## TASK GOAL:
Images should be left out, and everything else in the listing reproduced exactly.
··· LISTED RECORDS
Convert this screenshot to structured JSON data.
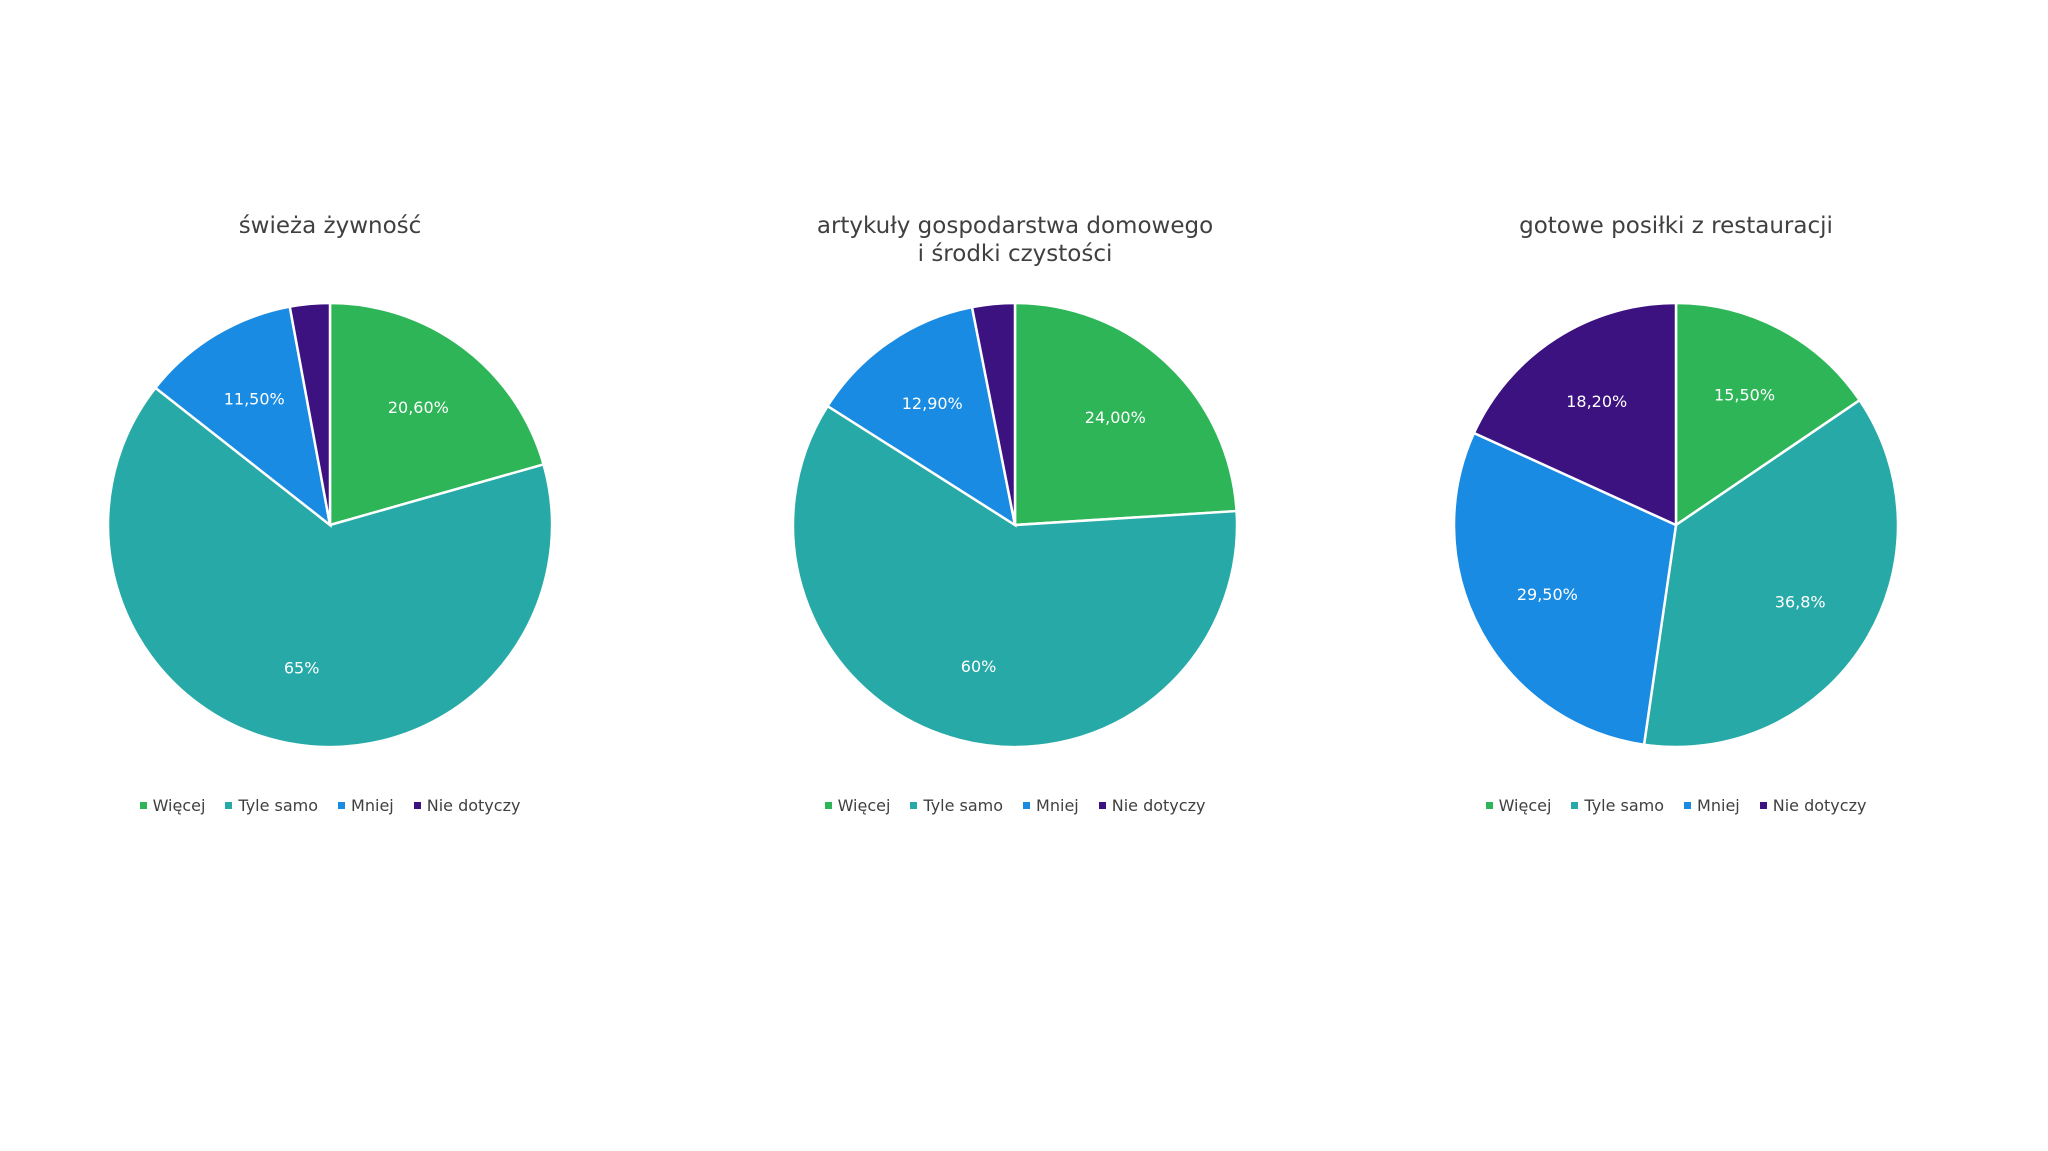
{
  "chart_data": [
    {
      "type": "pie",
      "title": "świeża żywność",
      "categories": [
        "Więcej",
        "Tyle samo",
        "Mniej",
        "Nie dotyczy"
      ],
      "values": [
        20.6,
        65,
        11.5,
        2.9
      ],
      "data_labels": [
        "20,60%",
        "65%",
        "11,50%",
        ""
      ],
      "colors": [
        "#2db557",
        "#27aaa7",
        "#1a8be2",
        "#3b1280"
      ],
      "legend_position": "bottom"
    },
    {
      "type": "pie",
      "title": "artykuły gospodarstwa domowego\ni środki czystości",
      "categories": [
        "Więcej",
        "Tyle samo",
        "Mniej",
        "Nie dotyczy"
      ],
      "values": [
        24.0,
        60,
        12.9,
        3.1
      ],
      "data_labels": [
        "24,00%",
        "60%",
        "12,90%",
        ""
      ],
      "colors": [
        "#2db557",
        "#27aaa7",
        "#1a8be2",
        "#3b1280"
      ],
      "legend_position": "bottom"
    },
    {
      "type": "pie",
      "title": "gotowe posiłki z restauracji",
      "categories": [
        "Więcej",
        "Tyle samo",
        "Mniej",
        "Nie dotyczy"
      ],
      "values": [
        15.5,
        36.8,
        29.5,
        18.2
      ],
      "data_labels": [
        "15,50%",
        "36,8%",
        "29,50%",
        "18,20%"
      ],
      "colors": [
        "#2db557",
        "#27aaa7",
        "#1a8be2",
        "#3b1280"
      ],
      "legend_position": "bottom"
    }
  ]
}
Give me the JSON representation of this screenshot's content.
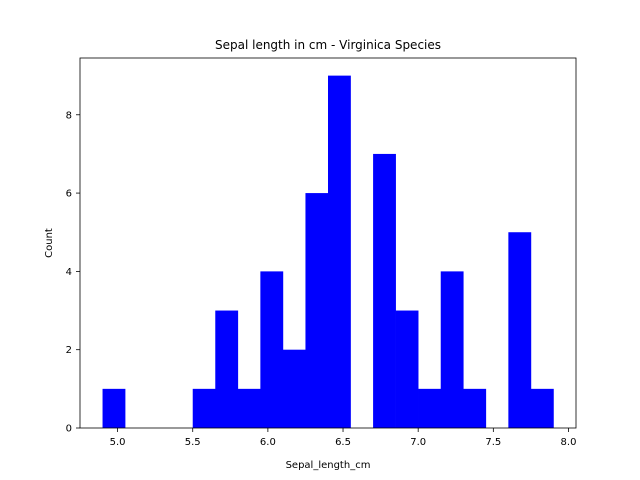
······
## EXERCISE SOLUTION:
Convert this screenshot to structured JSON data.
{
  "chart_data": [
    {
      "type": "pie",
      "title": "świeża żywność",
      "categories": [
        "Więcej",
        "Tyle samo",
        "Mniej",
        "Nie dotyczy"
      ],
      "values": [
        20.6,
        65,
        11.5,
        2.9
      ],
      "data_labels": [
        "20,60%",
        "65%",
        "11,50%",
        ""
      ],
      "colors": [
        "#2db557",
        "#27aaa7",
        "#1a8be2",
        "#3b1280"
      ],
      "legend_position": "bottom"
    },
    {
      "type": "pie",
      "title": "artykuły gospodarstwa domowego\ni środki czystości",
      "categories": [
        "Więcej",
        "Tyle samo",
        "Mniej",
        "Nie dotyczy"
      ],
      "values": [
        24.0,
        60,
        12.9,
        3.1
      ],
      "data_labels": [
        "24,00%",
        "60%",
        "12,90%",
        ""
      ],
      "colors": [
        "#2db557",
        "#27aaa7",
        "#1a8be2",
        "#3b1280"
      ],
      "legend_position": "bottom"
    },
    {
      "type": "pie",
      "title": "gotowe posiłki z restauracji",
      "categories": [
        "Więcej",
        "Tyle samo",
        "Mniej",
        "Nie dotyczy"
      ],
      "values": [
        15.5,
        36.8,
        29.5,
        18.2
      ],
      "data_labels": [
        "15,50%",
        "36,8%",
        "29,50%",
        "18,20%"
      ],
      "colors": [
        "#2db557",
        "#27aaa7",
        "#1a8be2",
        "#3b1280"
      ],
      "legend_position": "bottom"
    }
  ]
}
Give me the JSON representation of this screenshot's content.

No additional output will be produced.